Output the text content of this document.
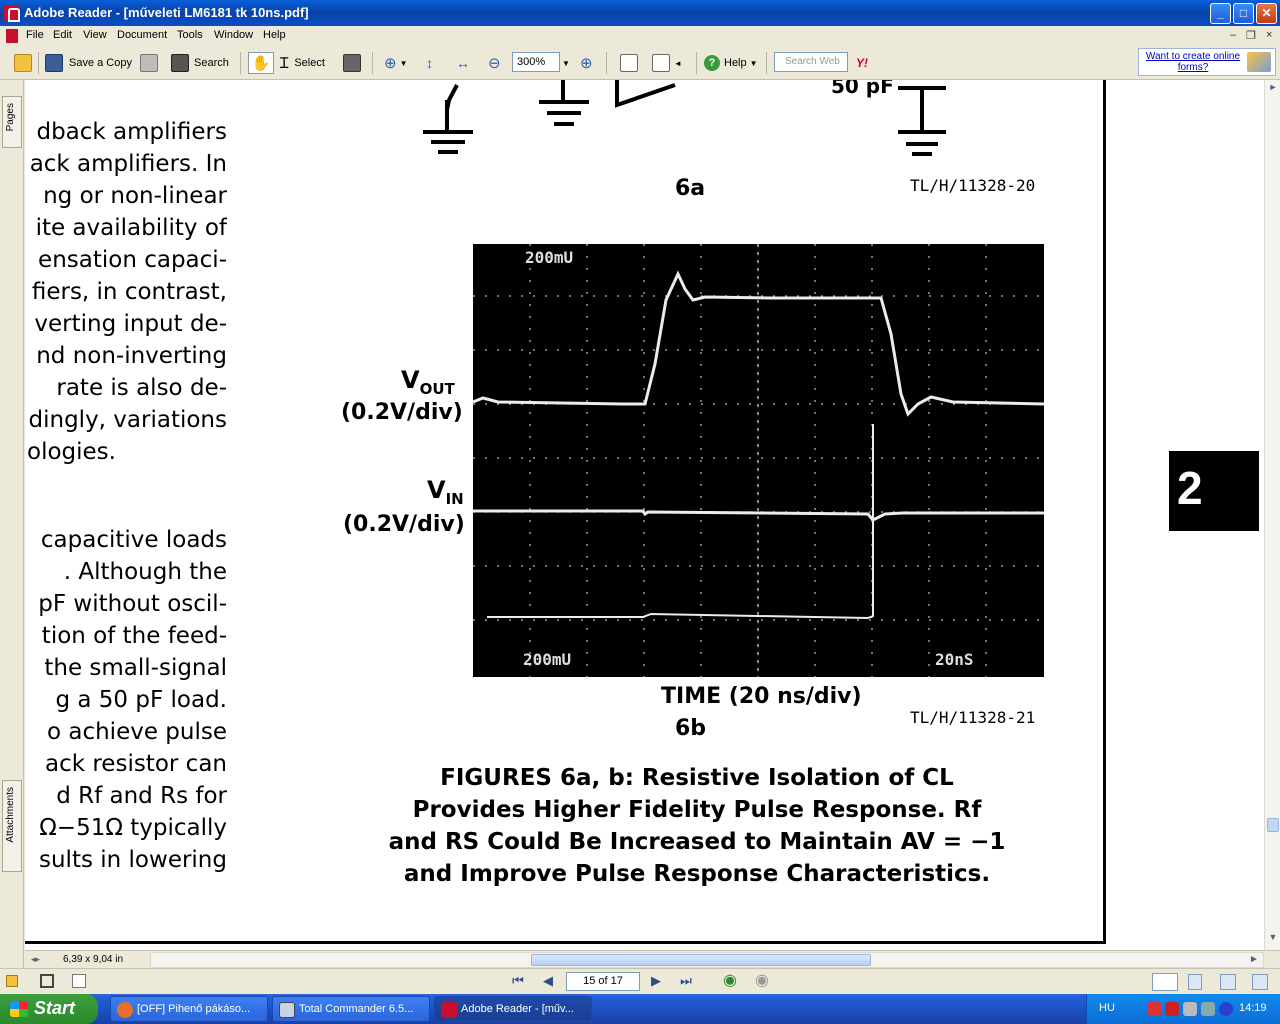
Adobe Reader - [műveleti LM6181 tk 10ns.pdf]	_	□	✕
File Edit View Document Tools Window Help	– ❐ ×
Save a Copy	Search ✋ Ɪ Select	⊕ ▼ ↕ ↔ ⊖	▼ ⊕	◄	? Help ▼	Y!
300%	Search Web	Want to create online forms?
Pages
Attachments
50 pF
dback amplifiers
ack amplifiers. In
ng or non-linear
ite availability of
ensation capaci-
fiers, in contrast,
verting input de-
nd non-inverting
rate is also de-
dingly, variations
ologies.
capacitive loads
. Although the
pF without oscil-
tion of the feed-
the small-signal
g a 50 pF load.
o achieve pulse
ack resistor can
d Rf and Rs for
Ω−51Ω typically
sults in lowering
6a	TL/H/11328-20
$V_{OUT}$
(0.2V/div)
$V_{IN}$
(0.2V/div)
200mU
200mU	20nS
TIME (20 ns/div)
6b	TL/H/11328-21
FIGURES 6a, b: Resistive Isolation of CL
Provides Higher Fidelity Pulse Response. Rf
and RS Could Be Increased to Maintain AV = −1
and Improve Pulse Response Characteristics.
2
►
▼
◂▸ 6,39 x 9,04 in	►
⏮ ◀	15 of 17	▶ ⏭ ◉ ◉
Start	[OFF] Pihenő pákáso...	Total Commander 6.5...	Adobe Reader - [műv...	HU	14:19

# # # # #

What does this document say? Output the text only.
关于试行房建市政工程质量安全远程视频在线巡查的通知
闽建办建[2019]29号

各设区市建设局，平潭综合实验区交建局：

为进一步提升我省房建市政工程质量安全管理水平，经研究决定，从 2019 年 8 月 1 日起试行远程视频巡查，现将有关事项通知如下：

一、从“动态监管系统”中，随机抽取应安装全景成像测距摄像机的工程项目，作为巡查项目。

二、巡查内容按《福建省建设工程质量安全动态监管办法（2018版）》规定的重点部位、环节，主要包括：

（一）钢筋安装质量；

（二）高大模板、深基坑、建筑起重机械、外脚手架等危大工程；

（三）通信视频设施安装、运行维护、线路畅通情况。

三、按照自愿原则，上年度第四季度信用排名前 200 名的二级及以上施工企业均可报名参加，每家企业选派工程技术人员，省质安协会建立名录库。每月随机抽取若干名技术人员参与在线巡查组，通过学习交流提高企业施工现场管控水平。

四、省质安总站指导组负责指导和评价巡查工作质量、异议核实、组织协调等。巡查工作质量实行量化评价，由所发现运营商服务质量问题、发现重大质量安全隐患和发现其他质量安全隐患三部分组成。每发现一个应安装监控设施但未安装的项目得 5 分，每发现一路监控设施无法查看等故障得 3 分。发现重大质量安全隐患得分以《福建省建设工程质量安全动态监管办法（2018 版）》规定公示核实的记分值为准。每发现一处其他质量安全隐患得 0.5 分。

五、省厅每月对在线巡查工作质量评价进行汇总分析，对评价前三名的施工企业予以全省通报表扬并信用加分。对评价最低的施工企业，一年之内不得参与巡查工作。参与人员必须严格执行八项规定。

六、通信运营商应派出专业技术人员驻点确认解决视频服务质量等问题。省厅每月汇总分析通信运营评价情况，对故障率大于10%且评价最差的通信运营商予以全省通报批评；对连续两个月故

# # # # #

_SHORT TASK_
Track down every line holding the string "Response" and copy it.

_TASK ANSWER_
Provides Higher Fidelity Pulse Response. Rf
and Improve Pulse Response Characteristics.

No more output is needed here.